== YOUR TASK ==
Reproduce all entries verbatim, with nothing added or dropped.

Dataset items:
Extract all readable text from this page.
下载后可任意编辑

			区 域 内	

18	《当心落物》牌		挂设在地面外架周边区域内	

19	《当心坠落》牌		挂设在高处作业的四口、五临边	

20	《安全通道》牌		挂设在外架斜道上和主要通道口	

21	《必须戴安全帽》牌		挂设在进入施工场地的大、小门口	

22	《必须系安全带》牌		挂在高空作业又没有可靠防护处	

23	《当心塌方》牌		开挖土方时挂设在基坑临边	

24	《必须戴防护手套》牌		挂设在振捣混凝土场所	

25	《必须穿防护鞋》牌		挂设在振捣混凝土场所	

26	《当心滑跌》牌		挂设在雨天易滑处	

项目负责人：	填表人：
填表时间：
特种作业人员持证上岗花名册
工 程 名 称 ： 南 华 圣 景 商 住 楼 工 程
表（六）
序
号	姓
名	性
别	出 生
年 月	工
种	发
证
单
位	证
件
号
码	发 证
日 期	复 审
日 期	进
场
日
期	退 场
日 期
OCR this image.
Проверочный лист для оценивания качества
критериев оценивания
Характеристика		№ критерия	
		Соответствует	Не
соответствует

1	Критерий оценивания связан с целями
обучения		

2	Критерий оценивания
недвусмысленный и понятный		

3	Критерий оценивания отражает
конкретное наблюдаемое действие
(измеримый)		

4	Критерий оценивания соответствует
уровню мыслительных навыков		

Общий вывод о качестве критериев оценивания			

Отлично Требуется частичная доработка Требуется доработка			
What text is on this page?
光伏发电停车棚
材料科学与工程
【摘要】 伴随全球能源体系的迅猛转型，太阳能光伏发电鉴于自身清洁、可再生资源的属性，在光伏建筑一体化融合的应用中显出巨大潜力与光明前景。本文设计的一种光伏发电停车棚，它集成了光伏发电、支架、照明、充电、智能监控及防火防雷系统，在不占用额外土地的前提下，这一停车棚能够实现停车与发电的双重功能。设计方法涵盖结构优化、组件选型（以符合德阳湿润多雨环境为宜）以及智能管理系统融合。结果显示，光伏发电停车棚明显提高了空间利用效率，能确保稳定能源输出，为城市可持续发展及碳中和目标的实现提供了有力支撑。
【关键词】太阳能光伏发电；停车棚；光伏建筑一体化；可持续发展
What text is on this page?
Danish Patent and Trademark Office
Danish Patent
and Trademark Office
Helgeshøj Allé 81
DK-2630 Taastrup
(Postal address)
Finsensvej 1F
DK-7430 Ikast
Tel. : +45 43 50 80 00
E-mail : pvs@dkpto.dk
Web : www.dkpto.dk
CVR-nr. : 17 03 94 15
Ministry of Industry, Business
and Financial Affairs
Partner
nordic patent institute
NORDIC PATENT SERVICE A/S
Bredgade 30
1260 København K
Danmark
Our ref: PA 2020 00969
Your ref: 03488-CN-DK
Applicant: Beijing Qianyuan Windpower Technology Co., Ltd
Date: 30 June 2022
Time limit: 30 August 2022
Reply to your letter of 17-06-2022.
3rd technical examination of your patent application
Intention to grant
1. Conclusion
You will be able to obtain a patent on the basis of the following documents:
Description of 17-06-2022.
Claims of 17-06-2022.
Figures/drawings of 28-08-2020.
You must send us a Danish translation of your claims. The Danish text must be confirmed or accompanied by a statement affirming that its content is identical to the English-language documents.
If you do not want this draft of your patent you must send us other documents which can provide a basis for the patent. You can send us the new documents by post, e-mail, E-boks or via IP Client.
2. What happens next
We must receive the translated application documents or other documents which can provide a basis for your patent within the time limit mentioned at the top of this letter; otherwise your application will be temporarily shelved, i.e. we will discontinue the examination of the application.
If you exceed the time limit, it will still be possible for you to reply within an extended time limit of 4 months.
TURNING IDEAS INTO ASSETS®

== WRITTEN RESPONSE ==
Extract all readable text from this page.
下载后可任意编辑

			区 域 内	

18	《当心落物》牌		挂设在地面外架周边区域内	

19	《当心坠落》牌		挂设在高处作业的四口、五临边	

20	《安全通道》牌		挂设在外架斜道上和主要通道口	

21	《必须戴安全帽》牌		挂设在进入施工场地的大、小门口	

22	《必须系安全带》牌		挂在高空作业又没有可靠防护处	

23	《当心塌方》牌		开挖土方时挂设在基坑临边	

24	《必须戴防护手套》牌		挂设在振捣混凝土场所	

25	《必须穿防护鞋》牌		挂设在振捣混凝土场所	

26	《当心滑跌》牌		挂设在雨天易滑处	

项目负责人：	填表人：
填表时间：
特种作业人员持证上岗花名册
工 程 名 称 ： 南 华 圣 景 商 住 楼 工 程
表（六）
序
号	姓
名	性
别	出 生
年 月	工
种	发
证
单
位	证
件
号
码	发 证
日 期	复 审
日 期	进
场
日
期	退 场
日 期
OCR this image.
Проверочный лист для оценивания качества
критериев оценивания
Характеристика		№ критерия	
		Соответствует	Не
соответствует

1	Критерий оценивания связан с целями
обучения		

2	Критерий оценивания
недвусмысленный и понятный		

3	Критерий оценивания отражает
конкретное наблюдаемое действие
(измеримый)		

4	Критерий оценивания соответствует
уровню мыслительных навыков		

Общий вывод о качестве критериев оценивания			

Отлично Требуется частичная доработка Требуется доработка			
What text is on this page?
光伏发电停车棚
材料科学与工程
【摘要】 伴随全球能源体系的迅猛转型，太阳能光伏发电鉴于自身清洁、可再生资源的属性，在光伏建筑一体化融合的应用中显出巨大潜力与光明前景。本文设计的一种光伏发电停车棚，它集成了光伏发电、支架、照明、充电、智能监控及防火防雷系统，在不占用额外土地的前提下，这一停车棚能够实现停车与发电的双重功能。设计方法涵盖结构优化、组件选型（以符合德阳湿润多雨环境为宜）以及智能管理系统融合。结果显示，光伏发电停车棚明显提高了空间利用效率，能确保稳定能源输出，为城市可持续发展及碳中和目标的实现提供了有力支撑。
【关键词】太阳能光伏发电；停车棚；光伏建筑一体化；可持续发展
What text is on this page?
Danish Patent and Trademark Office
Danish Patent
and Trademark Office
Helgeshøj Allé 81
DK-2630 Taastrup
(Postal address)
Finsensvej 1F
DK-7430 Ikast
Tel. : +45 43 50 80 00
E-mail : pvs@dkpto.dk
Web : www.dkpto.dk
CVR-nr. : 17 03 94 15
Ministry of Industry, Business
and Financial Affairs
Partner
nordic patent institute
NORDIC PATENT SERVICE A/S
Bredgade 30
1260 København K
Danmark
Our ref: PA 2020 00969
Your ref: 03488-CN-DK
Applicant: Beijing Qianyuan Windpower Technology Co., Ltd
Date: 30 June 2022
Time limit: 30 August 2022
Reply to your letter of 17-06-2022.
3rd technical examination of your patent application
Intention to grant
1. Conclusion
You will be able to obtain a patent on the basis of the following documents:
Description of 17-06-2022.
Claims of 17-06-2022.
Figures/drawings of 28-08-2020.
You must send us a Danish translation of your claims. The Danish text must be confirmed or accompanied by a statement affirming that its content is identical to the English-language documents.
If you do not want this draft of your patent you must send us other documents which can provide a basis for the patent. You can send us the new documents by post, e-mail, E-boks or via IP Client.
2. What happens next
We must receive the translated application documents or other documents which can provide a basis for your patent within the time limit mentioned at the top of this letter; otherwise your application will be temporarily shelved, i.e. we will discontinue the examination of the application.
If you exceed the time limit, it will still be possible for you to reply within an extended time limit of 4 months.
TURNING IDEAS INTO ASSETS®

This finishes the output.